▶ Extracted records
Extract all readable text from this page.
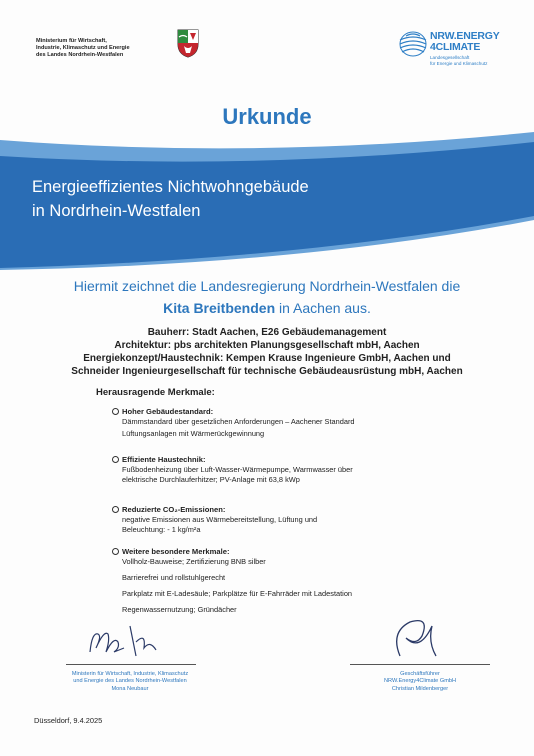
Ministerium für Wirtschaft,
Industrie, Klimaschutz und Energie
des Landes Nordrhein-Westfalen
NRW.ENERGY
4CLIMATE
Landesgesellschaft
für Energie und Klimaschutz
Urkunde
Energieeffizientes Nichtwohngebäude
in Nordrhein-Westfalen
Hiermit zeichnet die Landesregierung Nordrhein-Westfalen die
Kita Breitbenden in Aachen aus.
Bauherr: Stadt Aachen, E26 Gebäudemanagement
Architektur: pbs architekten Planungsgesellschaft mbH, Aachen
Energiekonzept/Haustechnik: Kempen Krause Ingenieure GmbH, Aachen und
Schneider Ingenieurgesellschaft für technische Gebäudeausrüstung mbH, Aachen
Herausragende Merkmale:
Hoher Gebäudestandard:
Dämmstandard über gesetzlichen Anforderungen – Aachener Standard
Lüftungsanlagen mit Wärmerückgewinnung
Effiziente Haustechnik:
Fußbodenheizung über Luft-Wasser-Wärmepumpe, Warmwasser über
elektrische Durchlauferhitzer; PV-Anlage mit 63,8 kWp
Reduzierte CO₂-Emissionen:
negative Emissionen aus Wärmebereitstellung, Lüftung und
Beleuchtung: - 1 kg/m²a
Weitere besondere Merkmale:
Vollholz-Bauweise; Zertifizierung BNB silber
Barrierefrei und rollstuhlgerecht
Parkplatz mit E-Ladesäule; Parkplätze für E-Fahrräder mit Ladestation
Regenwassernutzung; Gründächer
Ministerin für Wirtschaft, Industrie, Klimaschutz
und Energie des Landes Nordrhein-Westfalen
Mona Neubaur
Geschäftsführer
NRW.Energy4Climate GmbH
Christian Mildenberger
Düsseldorf, 9.4.2025
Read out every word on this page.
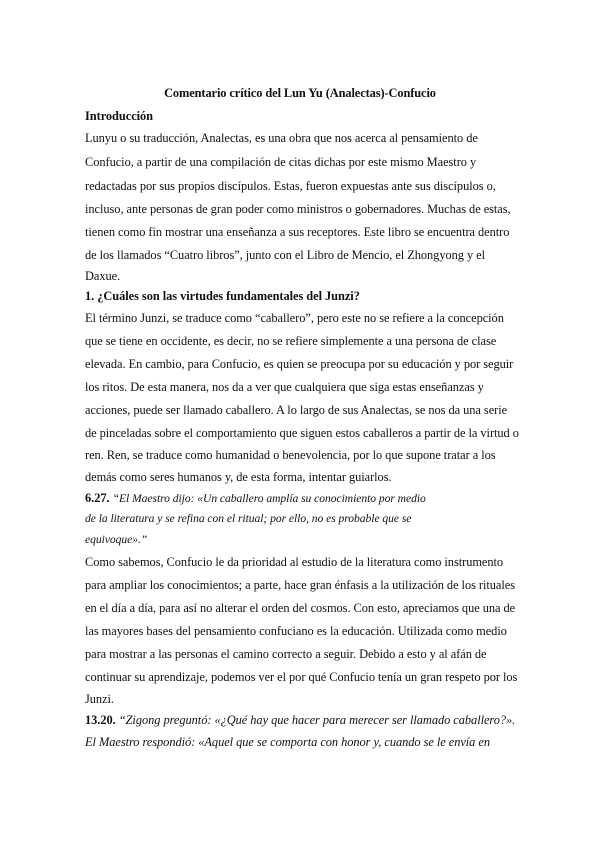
Comentario crítico del Lun Yu (Analectas)-Confucio
Introducción
Lunyu o su traducción, Analectas, es una obra que nos acerca al pensamiento de
Confucio, a partir de una compilación de citas dichas por este mismo Maestro y
redactadas por sus propios discípulos. Estas, fueron expuestas ante sus discípulos o,
incluso, ante personas de gran poder como ministros o gobernadores. Muchas de estas,
tienen como fin mostrar una enseñanza a sus receptores. Este libro se encuentra dentro
de los llamados “Cuatro libros”, junto con el Libro de Mencio, el Zhongyong y el
Daxue.
1. ¿Cuáles son las virtudes fundamentales del Junzi?
El término Junzi, se traduce como “caballero”, pero este no se refiere a la concepción
que se tiene en occidente, es decir, no se refiere simplemente a una persona de clase
elevada. En cambio, para Confucio, es quien se preocupa por su educación y por seguir
los ritos. De esta manera, nos da a ver que cualquiera que siga estas enseñanzas y
acciones, puede ser llamado caballero. A lo largo de sus Analectas, se nos da una serie
de pinceladas sobre el comportamiento que siguen estos caballeros a partir de la virtud o
ren. Ren, se traduce como humanidad o benevolencia, por lo que supone tratar a los
demás como seres humanos y, de esta forma, intentar guiarlos.
6.27. “El Maestro dijo: «Un caballero amplía su conocimiento por medio
de la literatura y se refina con el ritual; por ello, no es probable que se
equivoque».”
Como sabemos, Confucio le da prioridad al estudio de la literatura como instrumento
para ampliar los conocimientos; a parte, hace gran énfasis a la utilización de los rituales
en el día a día, para así no alterar el orden del cosmos. Con esto, apreciamos que una de
las mayores bases del pensamiento confuciano es la educación. Utilizada como medio
para mostrar a las personas el camino correcto a seguir. Debido a esto y al afán de
continuar su aprendizaje, podemos ver el por qué Confucio tenía un gran respeto por los
Junzi.
13.20. “Zigong preguntó: «¿Qué hay que hacer para merecer ser llamado caballero?».
El Maestro respondió: «Aquel que se comporta con honor y, cuando se le envía en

▶ YOUR TASK
Pick out each line containing the string "personas" and copy it.

▶ ANSWER TO THIS EXERCISE
incluso, ante personas de gran poder como ministros o gobernadores. Muchas de estas,
para mostrar a las personas el camino correcto a seguir. Debido a esto y al afán de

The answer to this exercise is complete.